* YOUR OBJECTIVE:
Repeat every line exactly, keeping the pictures out of the copy.

* LISTED ENTRIES:
+ + + + + + +
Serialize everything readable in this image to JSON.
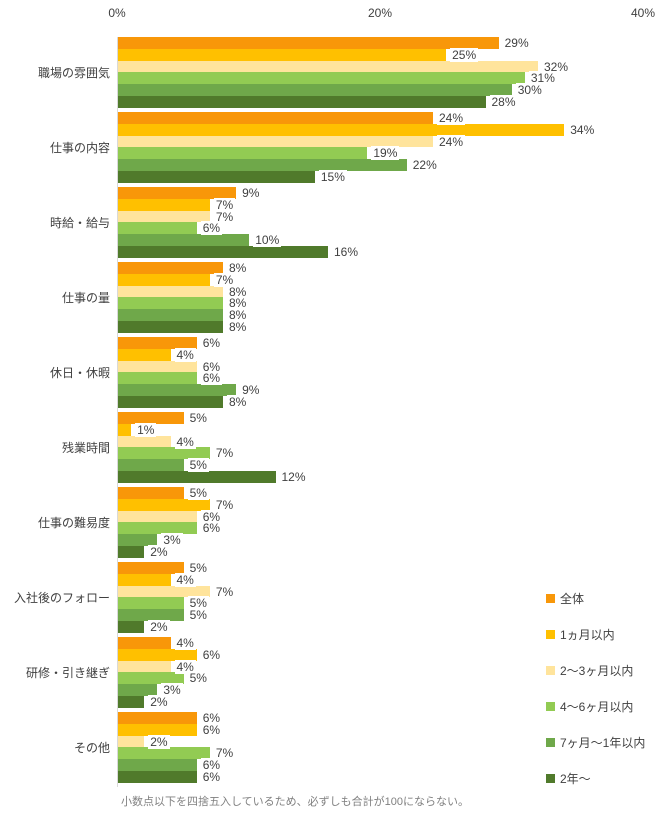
{
  "chart_data": {
    "type": "bar",
    "orientation": "horizontal",
    "title": "",
    "categories": [
      "職場の雰囲気",
      "仕事の内容",
      "時給・給与",
      "仕事の量",
      "休日・休暇",
      "残業時間",
      "仕事の難易度",
      "入社後のフォロー",
      "研修・引き継ぎ",
      "その他"
    ],
    "series": [
      {
        "name": "全体",
        "color": "#F89709",
        "values": [
          29,
          24,
          9,
          8,
          6,
          5,
          5,
          5,
          4,
          6
        ]
      },
      {
        "name": "1ヵ月以内",
        "color": "#FFC000",
        "values": [
          25,
          34,
          7,
          7,
          4,
          1,
          7,
          4,
          6,
          6
        ]
      },
      {
        "name": "2〜3ヶ月以内",
        "color": "#FFE49C",
        "values": [
          32,
          24,
          7,
          8,
          6,
          4,
          6,
          7,
          4,
          2
        ]
      },
      {
        "name": "4〜6ヶ月以内",
        "color": "#92CB53",
        "values": [
          31,
          19,
          6,
          8,
          6,
          7,
          6,
          5,
          5,
          7
        ]
      },
      {
        "name": "7ヶ月〜1年以内",
        "color": "#6FA84A",
        "values": [
          30,
          22,
          10,
          8,
          9,
          5,
          3,
          5,
          3,
          6
        ]
      },
      {
        "name": "2年〜",
        "color": "#507A2B",
        "values": [
          28,
          15,
          16,
          8,
          8,
          12,
          2,
          2,
          2,
          6
        ]
      }
    ],
    "x_axis": {
      "ticks": [
        "0%",
        "20%",
        "40%"
      ],
      "max": 40,
      "grid": false
    },
    "value_suffix": "%",
    "legend_position": "right",
    "footnote": "小数点以下を四捨五入しているため、必ずしも合計が100にならない。"
  }
}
+ + + + + + +
* SOLUTION TO THIS TASK:
Serialize everything readable in this image to JSON.
{
  "chart_data": {
    "type": "bar",
    "orientation": "horizontal",
    "title": "",
    "categories": [
      "職場の雰囲気",
      "仕事の内容",
      "時給・給与",
      "仕事の量",
      "休日・休暇",
      "残業時間",
      "仕事の難易度",
      "入社後のフォロー",
      "研修・引き継ぎ",
      "その他"
    ],
    "series": [
      {
        "name": "全体",
        "color": "#F89709",
        "values": [
          29,
          24,
          9,
          8,
          6,
          5,
          5,
          5,
          4,
          6
        ]
      },
      {
        "name": "1ヵ月以内",
        "color": "#FFC000",
        "values": [
          25,
          34,
          7,
          7,
          4,
          1,
          7,
          4,
          6,
          6
        ]
      },
      {
        "name": "2〜3ヶ月以内",
        "color": "#FFE49C",
        "values": [
          32,
          24,
          7,
          8,
          6,
          4,
          6,
          7,
          4,
          2
        ]
      },
      {
        "name": "4〜6ヶ月以内",
        "color": "#92CB53",
        "values": [
          31,
          19,
          6,
          8,
          6,
          7,
          6,
          5,
          5,
          7
        ]
      },
      {
        "name": "7ヶ月〜1年以内",
        "color": "#6FA84A",
        "values": [
          30,
          22,
          10,
          8,
          9,
          5,
          3,
          5,
          3,
          6
        ]
      },
      {
        "name": "2年〜",
        "color": "#507A2B",
        "values": [
          28,
          15,
          16,
          8,
          8,
          12,
          2,
          2,
          2,
          6
        ]
      }
    ],
    "x_axis": {
      "ticks": [
        "0%",
        "20%",
        "40%"
      ],
      "max": 40,
      "grid": false
    },
    "value_suffix": "%",
    "legend_position": "right",
    "footnote": "小数点以下を四捨五入しているため、必ずしも合計が100にならない。"
  }
}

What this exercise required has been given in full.